_To do:_ Copy these lines exactly as they appear.

_Data supplied:_
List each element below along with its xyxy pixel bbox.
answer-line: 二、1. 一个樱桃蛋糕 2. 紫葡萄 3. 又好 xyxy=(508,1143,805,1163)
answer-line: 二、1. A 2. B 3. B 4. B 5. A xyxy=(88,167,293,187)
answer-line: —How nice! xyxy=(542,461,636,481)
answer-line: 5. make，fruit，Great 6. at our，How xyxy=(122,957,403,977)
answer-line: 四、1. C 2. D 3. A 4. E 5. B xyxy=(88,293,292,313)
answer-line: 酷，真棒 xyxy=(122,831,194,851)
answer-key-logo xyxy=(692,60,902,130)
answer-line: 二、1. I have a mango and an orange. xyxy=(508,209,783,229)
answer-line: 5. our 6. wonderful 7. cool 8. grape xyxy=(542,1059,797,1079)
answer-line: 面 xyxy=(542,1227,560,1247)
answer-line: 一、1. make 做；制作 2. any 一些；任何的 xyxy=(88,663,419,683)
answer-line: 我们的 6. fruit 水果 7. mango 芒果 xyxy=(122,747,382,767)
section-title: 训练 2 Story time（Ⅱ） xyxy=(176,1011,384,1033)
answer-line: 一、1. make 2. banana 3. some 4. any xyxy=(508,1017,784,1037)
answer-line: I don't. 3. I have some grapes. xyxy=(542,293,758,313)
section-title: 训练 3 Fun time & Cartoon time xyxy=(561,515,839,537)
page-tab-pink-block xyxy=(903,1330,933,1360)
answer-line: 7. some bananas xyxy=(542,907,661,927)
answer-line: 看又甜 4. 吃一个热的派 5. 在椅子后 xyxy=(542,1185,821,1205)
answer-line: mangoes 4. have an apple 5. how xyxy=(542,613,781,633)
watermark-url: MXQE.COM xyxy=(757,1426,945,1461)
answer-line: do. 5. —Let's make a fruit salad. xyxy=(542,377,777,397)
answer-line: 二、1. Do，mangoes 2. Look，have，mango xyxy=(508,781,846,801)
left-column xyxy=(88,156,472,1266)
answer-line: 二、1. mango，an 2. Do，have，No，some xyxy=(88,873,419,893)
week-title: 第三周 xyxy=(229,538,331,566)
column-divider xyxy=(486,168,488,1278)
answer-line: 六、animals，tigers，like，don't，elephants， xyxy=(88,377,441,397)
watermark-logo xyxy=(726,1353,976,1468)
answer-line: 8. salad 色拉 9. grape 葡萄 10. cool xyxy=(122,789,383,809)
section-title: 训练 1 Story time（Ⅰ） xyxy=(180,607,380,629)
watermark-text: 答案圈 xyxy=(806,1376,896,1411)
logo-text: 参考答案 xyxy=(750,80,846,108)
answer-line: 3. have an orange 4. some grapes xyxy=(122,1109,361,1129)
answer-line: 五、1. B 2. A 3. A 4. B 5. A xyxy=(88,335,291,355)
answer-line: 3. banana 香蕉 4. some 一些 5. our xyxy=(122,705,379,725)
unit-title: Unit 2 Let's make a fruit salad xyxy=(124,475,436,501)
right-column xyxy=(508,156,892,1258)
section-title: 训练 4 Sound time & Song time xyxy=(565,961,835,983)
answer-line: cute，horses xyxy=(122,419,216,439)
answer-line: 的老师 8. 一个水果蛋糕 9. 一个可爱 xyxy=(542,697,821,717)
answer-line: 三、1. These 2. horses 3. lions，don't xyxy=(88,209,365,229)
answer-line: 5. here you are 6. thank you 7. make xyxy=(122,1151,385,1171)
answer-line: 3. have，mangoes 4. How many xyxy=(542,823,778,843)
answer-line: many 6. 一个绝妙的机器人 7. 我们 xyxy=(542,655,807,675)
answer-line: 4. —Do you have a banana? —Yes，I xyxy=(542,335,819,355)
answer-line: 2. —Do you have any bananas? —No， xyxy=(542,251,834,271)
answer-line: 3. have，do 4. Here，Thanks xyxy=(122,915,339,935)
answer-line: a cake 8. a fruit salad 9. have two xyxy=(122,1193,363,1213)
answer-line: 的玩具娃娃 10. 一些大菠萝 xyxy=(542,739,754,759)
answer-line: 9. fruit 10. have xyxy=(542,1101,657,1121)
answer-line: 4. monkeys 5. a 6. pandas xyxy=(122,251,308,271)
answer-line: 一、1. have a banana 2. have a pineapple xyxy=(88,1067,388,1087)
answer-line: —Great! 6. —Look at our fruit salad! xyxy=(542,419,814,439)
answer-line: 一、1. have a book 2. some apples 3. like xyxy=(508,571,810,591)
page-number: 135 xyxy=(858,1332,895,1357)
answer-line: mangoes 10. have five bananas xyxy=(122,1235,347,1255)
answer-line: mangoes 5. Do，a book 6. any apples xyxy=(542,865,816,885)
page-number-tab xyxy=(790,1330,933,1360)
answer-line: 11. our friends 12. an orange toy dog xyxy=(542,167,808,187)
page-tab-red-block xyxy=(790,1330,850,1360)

_Answer for this exercise:_
List each element below along with its xyxy pixel bbox.
answer-line: 二、1. 一个樱桃蛋糕 2. 紫葡萄 3. 又好 xyxy=(508,1143,805,1163)
answer-line: 二、1. A 2. B 3. B 4. B 5. A xyxy=(88,167,293,187)
answer-line: —How nice! xyxy=(542,461,636,481)
answer-line: 5. make，fruit，Great 6. at our，How xyxy=(122,957,403,977)
answer-line: 四、1. C 2. D 3. A 4. E 5. B xyxy=(88,293,292,313)
answer-line: 酷，真棒 xyxy=(122,831,194,851)
answer-key-logo xyxy=(692,60,902,130)
answer-line: 二、1. I have a mango and an orange. xyxy=(508,209,783,229)
answer-line: 5. our 6. wonderful 7. cool 8. grape xyxy=(542,1059,797,1079)
answer-line: 面 xyxy=(542,1227,560,1247)
answer-line: 一、1. make 做；制作 2. any 一些；任何的 xyxy=(88,663,419,683)
answer-line: 我们的 6. fruit 水果 7. mango 芒果 xyxy=(122,747,382,767)
section-title: 训练 2 Story time（Ⅱ） xyxy=(176,1011,384,1033)
answer-line: 一、1. make 2. banana 3. some 4. any xyxy=(508,1017,784,1037)
answer-line: I don't. 3. I have some grapes. xyxy=(542,293,758,313)
section-title: 训练 3 Fun time & Cartoon time xyxy=(561,515,839,537)
page-tab-pink-block xyxy=(903,1330,933,1360)
answer-line: 7. some bananas xyxy=(542,907,661,927)
answer-line: 看又甜 4. 吃一个热的派 5. 在椅子后 xyxy=(542,1185,821,1205)
answer-line: mangoes 4. have an apple 5. how xyxy=(542,613,781,633)
watermark-url: MXQE.COM xyxy=(757,1426,945,1461)
answer-line: do. 5. —Let's make a fruit salad. xyxy=(542,377,777,397)
answer-line: 二、1. Do，mangoes 2. Look，have，mango xyxy=(508,781,846,801)
left-column xyxy=(88,156,472,1266)
answer-line: 二、1. mango，an 2. Do，have，No，some xyxy=(88,873,419,893)
week-title: 第三周 xyxy=(229,538,331,566)
column-divider xyxy=(486,168,488,1278)
answer-line: 六、animals，tigers，like，don't，elephants， xyxy=(88,377,441,397)
watermark-logo xyxy=(726,1353,976,1468)
answer-line: 8. salad 色拉 9. grape 葡萄 10. cool xyxy=(122,789,383,809)
section-title: 训练 1 Story time（Ⅰ） xyxy=(180,607,380,629)
watermark-text: 答案圈 xyxy=(806,1376,896,1411)
logo-text: 参考答案 xyxy=(750,80,846,108)
answer-line: 3. have an orange 4. some grapes xyxy=(122,1109,361,1129)
answer-line: 五、1. B 2. A 3. A 4. B 5. A xyxy=(88,335,291,355)
answer-line: 3. banana 香蕉 4. some 一些 5. our xyxy=(122,705,379,725)
unit-title: Unit 2 Let's make a fruit salad xyxy=(124,475,436,501)
right-column xyxy=(508,156,892,1258)
section-title: 训练 4 Sound time & Song time xyxy=(565,961,835,983)
answer-line: cute，horses xyxy=(122,419,216,439)
answer-line: 的老师 8. 一个水果蛋糕 9. 一个可爱 xyxy=(542,697,821,717)
answer-line: 三、1. These 2. horses 3. lions，don't xyxy=(88,209,365,229)
answer-line: 5. here you are 6. thank you 7. make xyxy=(122,1151,385,1171)
answer-line: 3. have，mangoes 4. How many xyxy=(542,823,778,843)
answer-line: many 6. 一个绝妙的机器人 7. 我们 xyxy=(542,655,807,675)
answer-line: 4. —Do you have a banana? —Yes，I xyxy=(542,335,819,355)
answer-line: 2. —Do you have any bananas? —No， xyxy=(542,251,834,271)
answer-line: 3. have，do 4. Here，Thanks xyxy=(122,915,339,935)
answer-line: a cake 8. a fruit salad 9. have two xyxy=(122,1193,363,1213)
answer-line: 的玩具娃娃 10. 一些大菠萝 xyxy=(542,739,754,759)
answer-line: 9. fruit 10. have xyxy=(542,1101,657,1121)
answer-line: 4. monkeys 5. a 6. pandas xyxy=(122,251,308,271)
answer-line: 一、1. have a banana 2. have a pineapple xyxy=(88,1067,388,1087)
answer-line: —Great! 6. —Look at our fruit salad! xyxy=(542,419,814,439)
answer-line: 一、1. have a book 2. some apples 3. like xyxy=(508,571,810,591)
page-number: 135 xyxy=(858,1332,895,1357)
answer-line: mangoes 10. have five bananas xyxy=(122,1235,347,1255)
answer-line: mangoes 5. Do，a book 6. any apples xyxy=(542,865,816,885)
page-number-tab xyxy=(790,1330,933,1360)
answer-line: 11. our friends 12. an orange toy dog xyxy=(542,167,808,187)
page-tab-red-block xyxy=(790,1330,850,1360)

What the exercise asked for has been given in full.